What the exercise asks: Copy every line of the data in which the word "Gråt" occurs.

[start Available records]

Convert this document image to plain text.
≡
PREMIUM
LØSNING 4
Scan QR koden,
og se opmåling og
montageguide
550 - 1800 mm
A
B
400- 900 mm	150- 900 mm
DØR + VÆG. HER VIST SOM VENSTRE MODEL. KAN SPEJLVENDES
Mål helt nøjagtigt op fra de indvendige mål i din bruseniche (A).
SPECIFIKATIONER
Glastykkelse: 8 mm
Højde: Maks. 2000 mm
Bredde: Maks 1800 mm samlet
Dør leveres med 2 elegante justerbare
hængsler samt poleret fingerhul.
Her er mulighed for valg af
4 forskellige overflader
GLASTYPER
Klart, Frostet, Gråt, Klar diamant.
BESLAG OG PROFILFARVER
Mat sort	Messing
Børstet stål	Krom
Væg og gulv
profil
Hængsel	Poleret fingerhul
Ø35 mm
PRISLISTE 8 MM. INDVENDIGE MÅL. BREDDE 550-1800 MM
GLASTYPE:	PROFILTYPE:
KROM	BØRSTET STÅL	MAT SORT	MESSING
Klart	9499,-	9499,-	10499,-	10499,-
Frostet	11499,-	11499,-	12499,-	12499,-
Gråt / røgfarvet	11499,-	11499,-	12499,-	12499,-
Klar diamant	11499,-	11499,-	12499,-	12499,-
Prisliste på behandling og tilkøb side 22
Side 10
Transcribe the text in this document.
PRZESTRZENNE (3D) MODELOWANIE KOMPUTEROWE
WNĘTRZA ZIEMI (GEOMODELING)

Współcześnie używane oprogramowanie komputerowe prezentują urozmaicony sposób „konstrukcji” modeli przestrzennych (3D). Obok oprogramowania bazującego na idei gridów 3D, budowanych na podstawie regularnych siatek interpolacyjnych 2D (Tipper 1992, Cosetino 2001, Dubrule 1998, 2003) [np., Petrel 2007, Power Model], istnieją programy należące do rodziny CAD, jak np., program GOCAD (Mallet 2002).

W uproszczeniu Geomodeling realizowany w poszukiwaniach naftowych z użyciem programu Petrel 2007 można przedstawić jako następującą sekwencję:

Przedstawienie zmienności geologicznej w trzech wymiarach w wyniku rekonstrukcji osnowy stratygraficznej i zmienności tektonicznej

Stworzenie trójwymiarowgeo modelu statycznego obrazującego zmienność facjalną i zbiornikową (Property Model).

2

[end Available records]

Solved exercise:
Klart, Frostet, Gråt, Klar diamant.
Gråt / røgfarvet	11499,-	11499,-	12499,-	12499,-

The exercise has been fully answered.